__EXERCISE PROMPT__: Copy every entry word for word, but skip the pictures.
= = = = =
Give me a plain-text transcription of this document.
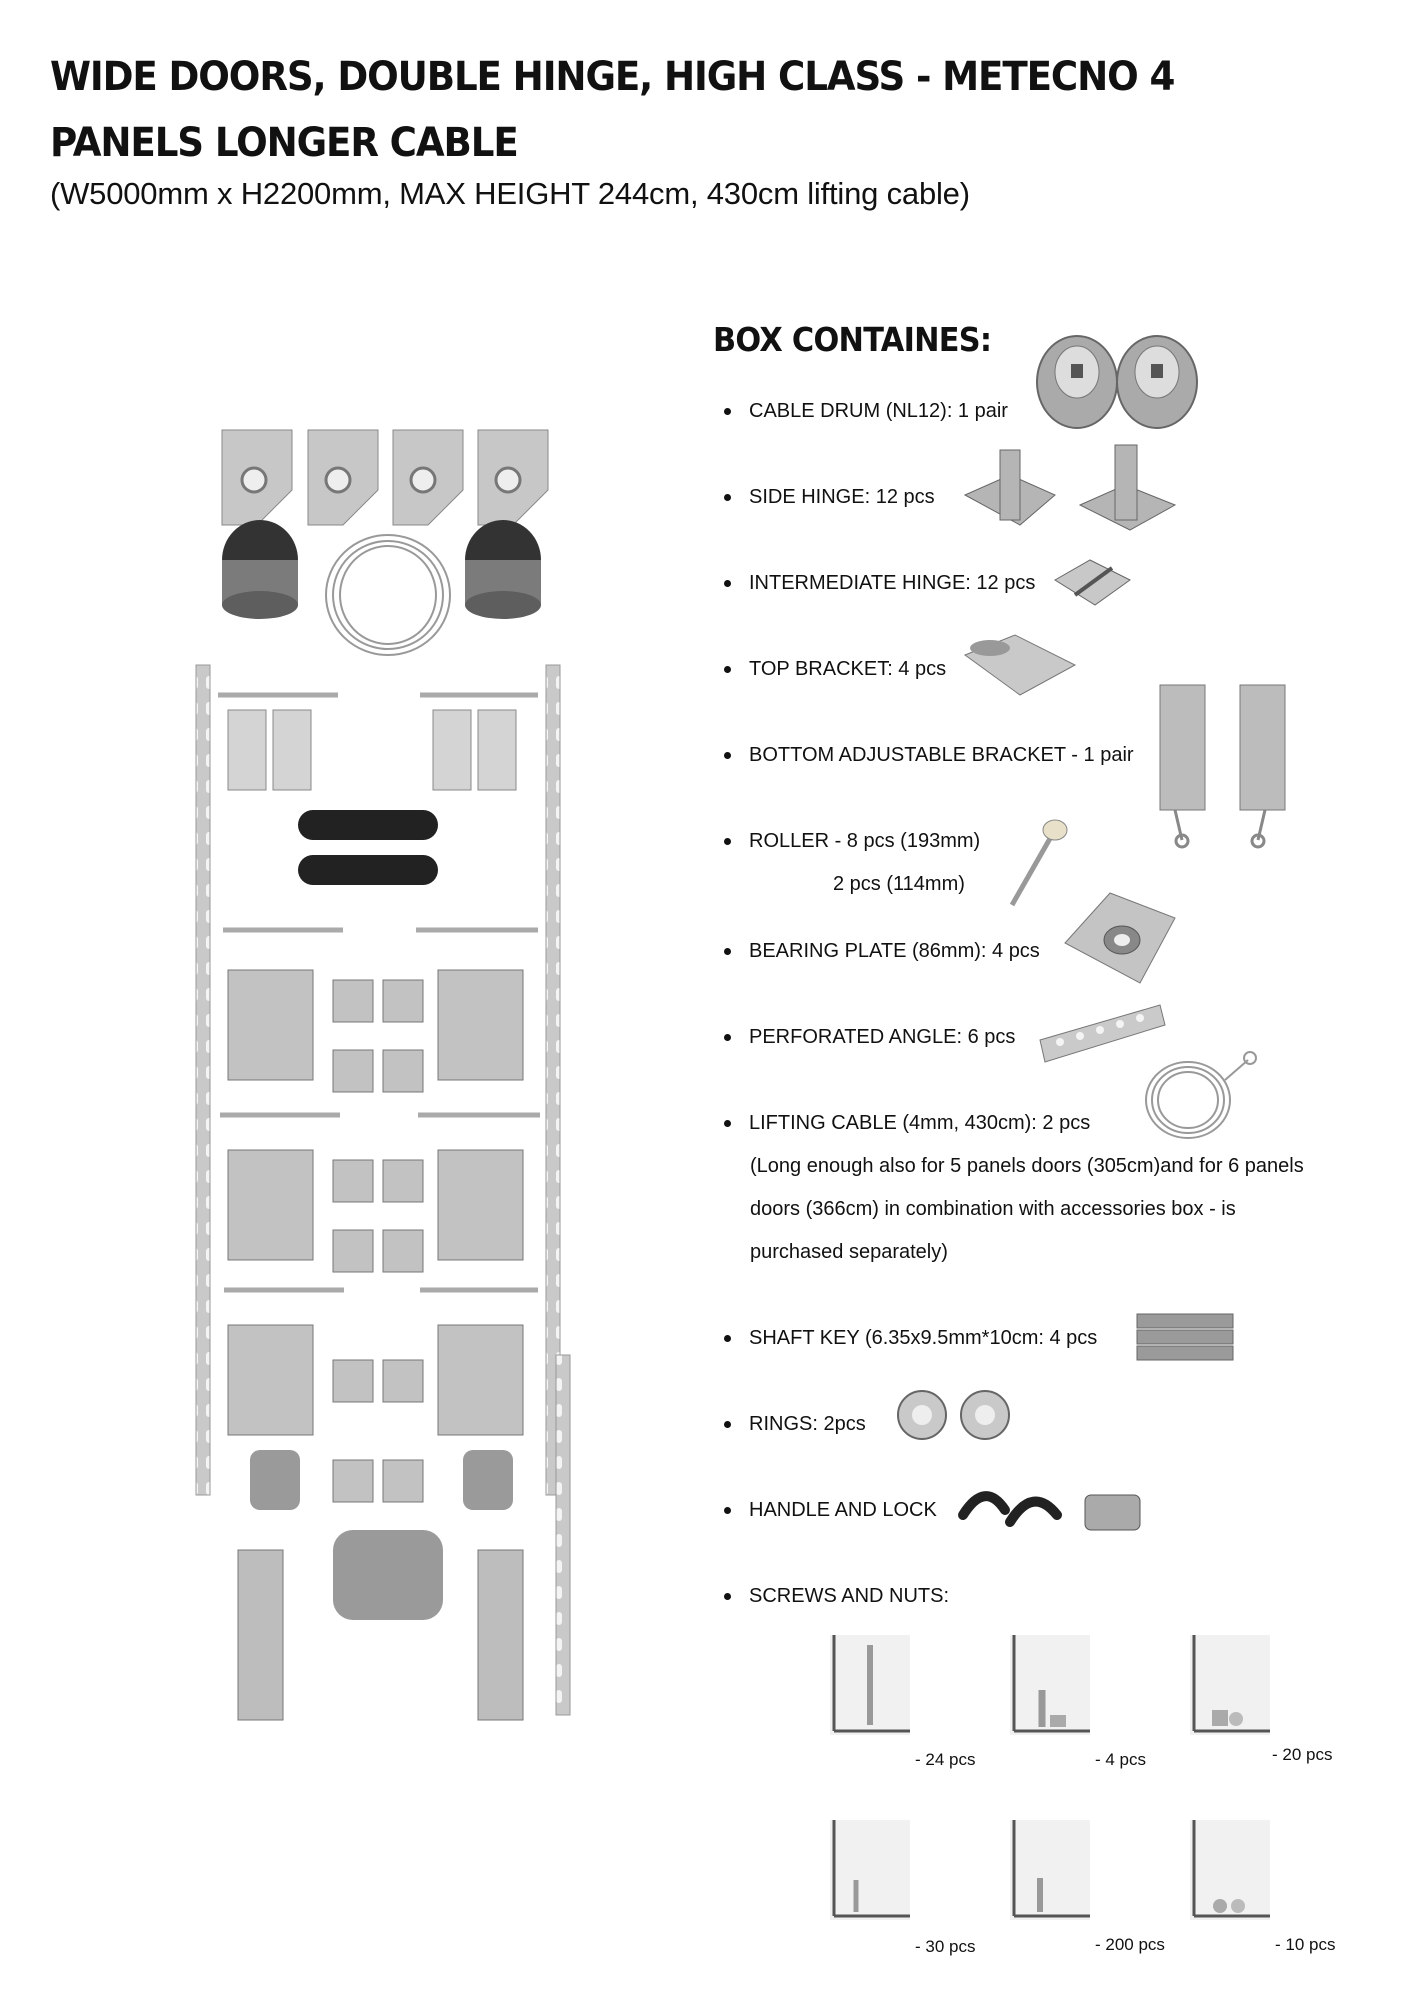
WIDE DOORS, DOUBLE HINGE, HIGH CLASS - METECNO 4 PANELS LONGER CABLE

(W5000mm x H2200mm, MAX HEIGHT 244cm, 430cm lifting cable)

BOX CONTAINES:
CABLE DRUM (NL12): 1 pair
SIDE HINGE: 12 pcs
INTERMEDIATE HINGE: 12 pcs
TOP BRACKET: 4 pcs
BOTTOM ADJUSTABLE BRACKET - 1 pair
ROLLER - 8 pcs (193mm)
2 pcs (114mm)
BEARING PLATE (86mm): 4 pcs
PERFORATED ANGLE: 6 pcs
LIFTING CABLE (4mm, 430cm): 2 pcs
(Long enough also for 5 panels doors (305cm)and for 6 panels
doors (366cm) in combination with accessories box - is
purchased separately)
SHAFT KEY (6.35x9.5mm*10cm: 4 pcs
RINGS: 2pcs
HANDLE AND LOCK
SCREWS AND NUTS:
- 24 pcs	- 4 pcs	- 20 pcs
- 30 pcs	- 200 pcs	- 10 pcs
= = = = =
__THE OUTPUT__:
Give me a plain-text transcription of this document.
WIDE DOORS, DOUBLE HINGE, HIGH CLASS - METECNO 4 PANELS LONGER CABLE

(W5000mm x H2200mm, MAX HEIGHT 244cm, 430cm lifting cable)

BOX CONTAINES:
CABLE DRUM (NL12): 1 pair
SIDE HINGE: 12 pcs
INTERMEDIATE HINGE: 12 pcs
TOP BRACKET: 4 pcs
BOTTOM ADJUSTABLE BRACKET - 1 pair
ROLLER - 8 pcs (193mm)
2 pcs (114mm)
BEARING PLATE (86mm): 4 pcs
PERFORATED ANGLE: 6 pcs
LIFTING CABLE (4mm, 430cm): 2 pcs
(Long enough also for 5 panels doors (305cm)and for 6 panels
doors (366cm) in combination with accessories box - is
purchased separately)
SHAFT KEY (6.35x9.5mm*10cm: 4 pcs
RINGS: 2pcs
HANDLE AND LOCK
SCREWS AND NUTS:
- 24 pcs	- 4 pcs	- 20 pcs
- 30 pcs	- 200 pcs	- 10 pcs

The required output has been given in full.